- TO DO
Count how many lines hold the string "Observations". Give that number alone.

- TASK MATERIAL
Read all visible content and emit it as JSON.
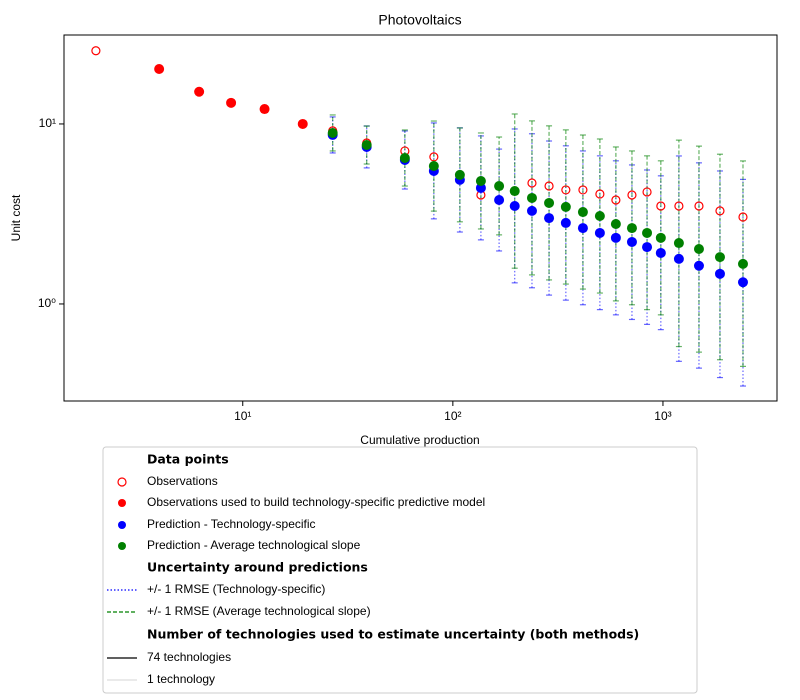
{
  "chart_data": {
    "type": "scatter",
    "title": "Photovoltaics",
    "x_label": "Cumulative production",
    "y_label": "Unit cost",
    "xscale": "log",
    "yscale": "log",
    "xlim": [
      1.41,
      3490
    ],
    "ylim": [
      0.289,
      31.2
    ],
    "xticks": [
      {
        "value": 10,
        "label": "10¹"
      },
      {
        "value": 100,
        "label": "10²"
      },
      {
        "value": 1000,
        "label": "10³"
      }
    ],
    "yticks": [
      {
        "value": 1,
        "label": "10⁰"
      },
      {
        "value": 10,
        "label": "10¹"
      }
    ],
    "series": [
      {
        "marker": "open",
        "color": "#ff0000",
        "x": [
          2.0,
          26.8,
          38.9,
          59.1,
          81.2,
          108,
          136,
          166,
          197,
          238,
          287,
          345,
          416,
          501,
          597,
          712,
          840,
          977,
          1191,
          1484,
          1868,
          2404
        ],
        "values": [
          25.5,
          9.15,
          7.84,
          7.08,
          6.56,
          5.14,
          4.03,
          3.78,
          4.24,
          4.7,
          4.52,
          4.3,
          4.3,
          4.08,
          3.78,
          4.03,
          4.19,
          3.5,
          3.5,
          3.5,
          3.29,
          3.04
        ]
      },
      {
        "marker": "filled",
        "color": "#ff0000",
        "x": [
          4.0,
          6.2,
          8.8,
          12.7,
          19.3
        ],
        "values": [
          20.2,
          15.1,
          13.1,
          12.1,
          10.0
        ]
      },
      {
        "marker": "filled",
        "color": "#0000ff",
        "error_dash": "dotted",
        "x": [
          26.8,
          38.9,
          59.1,
          81.2,
          108,
          136,
          166,
          197,
          238,
          287,
          345,
          416,
          501,
          597,
          712,
          840,
          977,
          1191,
          1484,
          1868,
          2404
        ],
        "values": [
          8.69,
          7.45,
          6.31,
          5.48,
          4.89,
          4.41,
          3.78,
          3.5,
          3.29,
          3.0,
          2.82,
          2.64,
          2.48,
          2.33,
          2.21,
          2.07,
          1.92,
          1.78,
          1.63,
          1.47,
          1.32
        ],
        "lower": [
          6.9,
          5.7,
          4.35,
          2.97,
          2.51,
          2.27,
          1.97,
          1.31,
          1.23,
          1.12,
          1.05,
          0.99,
          0.93,
          0.87,
          0.82,
          0.77,
          0.72,
          0.48,
          0.44,
          0.39,
          0.35
        ],
        "upper": [
          10.94,
          9.74,
          9.14,
          10.13,
          9.51,
          8.58,
          7.25,
          9.38,
          8.82,
          8.04,
          7.56,
          7.08,
          6.65,
          6.24,
          5.92,
          5.55,
          5.15,
          6.64,
          6.08,
          5.48,
          4.92
        ]
      },
      {
        "marker": "filled",
        "color": "#008000",
        "error_dash": "dashed",
        "x": [
          26.8,
          38.9,
          59.1,
          81.2,
          108,
          136,
          166,
          197,
          238,
          287,
          345,
          416,
          501,
          597,
          712,
          840,
          977,
          1191,
          1484,
          1868,
          2404
        ],
        "values": [
          8.91,
          7.64,
          6.47,
          5.84,
          5.21,
          4.82,
          4.52,
          4.24,
          3.88,
          3.64,
          3.46,
          3.24,
          3.08,
          2.78,
          2.64,
          2.48,
          2.33,
          2.18,
          2.02,
          1.82,
          1.67
        ],
        "lower": [
          7.08,
          5.99,
          4.52,
          3.28,
          2.86,
          2.61,
          2.42,
          1.58,
          1.45,
          1.36,
          1.29,
          1.21,
          1.15,
          1.04,
          0.99,
          0.93,
          0.87,
          0.58,
          0.54,
          0.49,
          0.45
        ],
        "upper": [
          11.22,
          9.74,
          9.26,
          10.38,
          9.5,
          8.91,
          8.46,
          11.36,
          10.4,
          9.76,
          9.27,
          8.68,
          8.25,
          7.45,
          7.08,
          6.65,
          6.24,
          8.13,
          7.53,
          6.79,
          6.23
        ]
      }
    ],
    "legend": [
      {
        "label": "Data points",
        "bold": true
      },
      {
        "label": "Observations",
        "marker": "open",
        "color": "#ff0000"
      },
      {
        "label": "Observations used to build technology-specific predictive model",
        "marker": "filled",
        "color": "#ff0000"
      },
      {
        "label": "Prediction - Technology-specific",
        "marker": "filled",
        "color": "#0000ff"
      },
      {
        "label": "Prediction - Average technological slope",
        "marker": "filled",
        "color": "#008000"
      },
      {
        "label": "Uncertainty around predictions",
        "bold": true
      },
      {
        "label": "+/- 1 RMSE (Technology-specific)",
        "marker": "line",
        "dash": "dotted",
        "color": "#0000ff"
      },
      {
        "label": "+/- 1 RMSE (Average technological slope)",
        "marker": "line",
        "dash": "dashed",
        "color": "#008000"
      },
      {
        "label": "Number of technologies used to estimate uncertainty (both methods)",
        "bold": true
      },
      {
        "label": "74 technologies",
        "marker": "line",
        "dash": "solid",
        "color": "#000000"
      },
      {
        "label": "1 technology",
        "marker": "line",
        "dash": "solid",
        "color": "#dddddd"
      }
    ]
  }
}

- FINISHED TASK
2